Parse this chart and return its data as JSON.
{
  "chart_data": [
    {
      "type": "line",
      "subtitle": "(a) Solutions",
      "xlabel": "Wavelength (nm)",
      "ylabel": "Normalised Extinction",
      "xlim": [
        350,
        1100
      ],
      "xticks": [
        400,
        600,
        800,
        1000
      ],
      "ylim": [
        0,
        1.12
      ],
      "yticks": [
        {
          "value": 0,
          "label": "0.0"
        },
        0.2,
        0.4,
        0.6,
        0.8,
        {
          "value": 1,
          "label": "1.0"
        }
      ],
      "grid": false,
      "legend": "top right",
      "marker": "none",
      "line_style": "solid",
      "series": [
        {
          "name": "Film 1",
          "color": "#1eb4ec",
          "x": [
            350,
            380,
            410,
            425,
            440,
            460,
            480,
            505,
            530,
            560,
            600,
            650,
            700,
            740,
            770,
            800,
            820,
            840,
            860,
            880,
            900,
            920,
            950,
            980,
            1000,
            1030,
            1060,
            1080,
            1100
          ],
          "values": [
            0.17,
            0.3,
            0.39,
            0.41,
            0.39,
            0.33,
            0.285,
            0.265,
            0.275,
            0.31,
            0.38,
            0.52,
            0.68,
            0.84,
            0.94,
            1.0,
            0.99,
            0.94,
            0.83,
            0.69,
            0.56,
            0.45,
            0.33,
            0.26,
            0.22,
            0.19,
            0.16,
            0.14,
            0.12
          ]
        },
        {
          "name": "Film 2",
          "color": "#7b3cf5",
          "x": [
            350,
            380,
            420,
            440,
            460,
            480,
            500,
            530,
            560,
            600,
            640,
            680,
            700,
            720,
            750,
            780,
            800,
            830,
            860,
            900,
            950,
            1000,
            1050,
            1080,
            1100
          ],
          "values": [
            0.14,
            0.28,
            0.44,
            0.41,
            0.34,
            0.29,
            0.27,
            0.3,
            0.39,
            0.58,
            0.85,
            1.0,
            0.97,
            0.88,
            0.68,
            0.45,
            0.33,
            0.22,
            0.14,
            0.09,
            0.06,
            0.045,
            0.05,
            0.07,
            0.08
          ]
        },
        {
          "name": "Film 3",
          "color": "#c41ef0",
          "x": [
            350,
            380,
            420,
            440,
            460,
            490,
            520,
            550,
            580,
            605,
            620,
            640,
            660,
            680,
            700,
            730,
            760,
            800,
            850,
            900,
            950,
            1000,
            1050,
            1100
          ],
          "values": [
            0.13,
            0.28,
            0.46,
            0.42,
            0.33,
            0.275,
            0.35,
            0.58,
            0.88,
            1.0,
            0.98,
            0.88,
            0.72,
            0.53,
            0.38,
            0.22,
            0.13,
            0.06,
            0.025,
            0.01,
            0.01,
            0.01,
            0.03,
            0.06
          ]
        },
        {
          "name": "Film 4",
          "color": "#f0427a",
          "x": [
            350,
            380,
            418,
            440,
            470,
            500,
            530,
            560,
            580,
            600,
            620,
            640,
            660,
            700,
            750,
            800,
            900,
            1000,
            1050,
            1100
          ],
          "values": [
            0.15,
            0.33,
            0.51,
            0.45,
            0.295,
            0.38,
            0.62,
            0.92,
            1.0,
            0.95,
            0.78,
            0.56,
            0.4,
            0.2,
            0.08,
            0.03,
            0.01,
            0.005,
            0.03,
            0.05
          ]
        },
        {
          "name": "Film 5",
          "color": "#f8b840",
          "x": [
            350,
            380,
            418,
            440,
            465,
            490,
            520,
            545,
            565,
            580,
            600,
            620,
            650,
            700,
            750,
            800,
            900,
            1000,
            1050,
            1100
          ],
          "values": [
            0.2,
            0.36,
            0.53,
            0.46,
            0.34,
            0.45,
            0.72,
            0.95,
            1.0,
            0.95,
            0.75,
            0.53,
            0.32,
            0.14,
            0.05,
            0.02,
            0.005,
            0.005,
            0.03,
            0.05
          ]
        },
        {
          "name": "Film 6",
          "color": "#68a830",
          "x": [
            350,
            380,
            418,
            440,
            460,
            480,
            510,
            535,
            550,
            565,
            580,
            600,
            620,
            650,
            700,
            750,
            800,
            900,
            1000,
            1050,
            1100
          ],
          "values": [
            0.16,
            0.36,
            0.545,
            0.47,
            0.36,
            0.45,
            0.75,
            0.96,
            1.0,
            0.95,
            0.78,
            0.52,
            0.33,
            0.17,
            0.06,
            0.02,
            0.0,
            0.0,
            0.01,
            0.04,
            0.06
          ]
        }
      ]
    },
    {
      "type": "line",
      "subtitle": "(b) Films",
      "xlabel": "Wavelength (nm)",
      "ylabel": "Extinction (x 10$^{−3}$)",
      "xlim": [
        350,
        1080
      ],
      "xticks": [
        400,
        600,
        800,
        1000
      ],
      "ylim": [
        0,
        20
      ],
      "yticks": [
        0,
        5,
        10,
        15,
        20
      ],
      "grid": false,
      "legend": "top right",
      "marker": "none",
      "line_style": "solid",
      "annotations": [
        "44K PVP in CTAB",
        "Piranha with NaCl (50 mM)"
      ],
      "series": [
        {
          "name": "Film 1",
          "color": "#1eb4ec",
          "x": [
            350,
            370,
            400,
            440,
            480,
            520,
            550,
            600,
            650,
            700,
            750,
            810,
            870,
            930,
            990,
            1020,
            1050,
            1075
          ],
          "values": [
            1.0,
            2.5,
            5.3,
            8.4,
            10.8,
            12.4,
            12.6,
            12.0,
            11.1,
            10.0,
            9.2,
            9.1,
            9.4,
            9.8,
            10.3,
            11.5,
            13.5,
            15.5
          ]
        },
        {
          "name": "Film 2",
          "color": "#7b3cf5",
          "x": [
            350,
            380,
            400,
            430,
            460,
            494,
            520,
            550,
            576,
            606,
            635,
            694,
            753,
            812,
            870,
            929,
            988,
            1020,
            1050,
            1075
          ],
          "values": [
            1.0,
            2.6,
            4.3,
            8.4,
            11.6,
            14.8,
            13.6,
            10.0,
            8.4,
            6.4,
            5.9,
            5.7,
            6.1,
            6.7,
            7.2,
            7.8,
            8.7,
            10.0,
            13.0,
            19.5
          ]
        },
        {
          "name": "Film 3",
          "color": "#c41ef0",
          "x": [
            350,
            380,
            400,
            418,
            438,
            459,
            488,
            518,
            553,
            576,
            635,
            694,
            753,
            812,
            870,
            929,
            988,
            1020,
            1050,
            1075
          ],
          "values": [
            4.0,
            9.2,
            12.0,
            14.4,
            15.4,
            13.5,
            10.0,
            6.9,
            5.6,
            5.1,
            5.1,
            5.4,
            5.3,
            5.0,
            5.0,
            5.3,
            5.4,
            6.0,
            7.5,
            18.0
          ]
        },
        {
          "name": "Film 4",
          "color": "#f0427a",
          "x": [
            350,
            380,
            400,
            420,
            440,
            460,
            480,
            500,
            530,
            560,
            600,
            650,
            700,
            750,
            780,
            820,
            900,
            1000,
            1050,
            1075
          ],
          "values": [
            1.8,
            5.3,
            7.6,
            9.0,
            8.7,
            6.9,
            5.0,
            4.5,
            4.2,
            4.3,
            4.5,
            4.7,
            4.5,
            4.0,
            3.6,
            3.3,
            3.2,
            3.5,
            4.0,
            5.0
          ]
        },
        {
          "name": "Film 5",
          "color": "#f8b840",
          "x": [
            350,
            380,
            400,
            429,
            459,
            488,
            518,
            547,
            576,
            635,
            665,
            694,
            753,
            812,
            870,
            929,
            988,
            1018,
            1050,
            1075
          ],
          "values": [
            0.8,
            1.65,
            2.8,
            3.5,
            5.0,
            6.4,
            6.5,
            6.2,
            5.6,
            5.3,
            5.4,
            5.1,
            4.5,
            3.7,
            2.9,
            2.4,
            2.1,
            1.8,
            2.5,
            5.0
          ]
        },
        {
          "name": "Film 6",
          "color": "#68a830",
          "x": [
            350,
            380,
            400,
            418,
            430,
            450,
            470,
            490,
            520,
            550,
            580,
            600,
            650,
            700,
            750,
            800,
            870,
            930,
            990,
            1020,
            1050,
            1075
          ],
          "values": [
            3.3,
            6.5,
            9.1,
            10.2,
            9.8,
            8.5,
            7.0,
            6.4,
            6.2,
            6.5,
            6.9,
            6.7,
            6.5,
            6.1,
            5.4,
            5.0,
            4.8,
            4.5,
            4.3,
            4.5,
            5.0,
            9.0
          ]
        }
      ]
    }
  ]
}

+ + + + + + +

Given problem
Copy out every line from the data above that has "subtitle" in it.

In response
      "subtitle": "(a) Solutions",
      "subtitle": "(b) Films",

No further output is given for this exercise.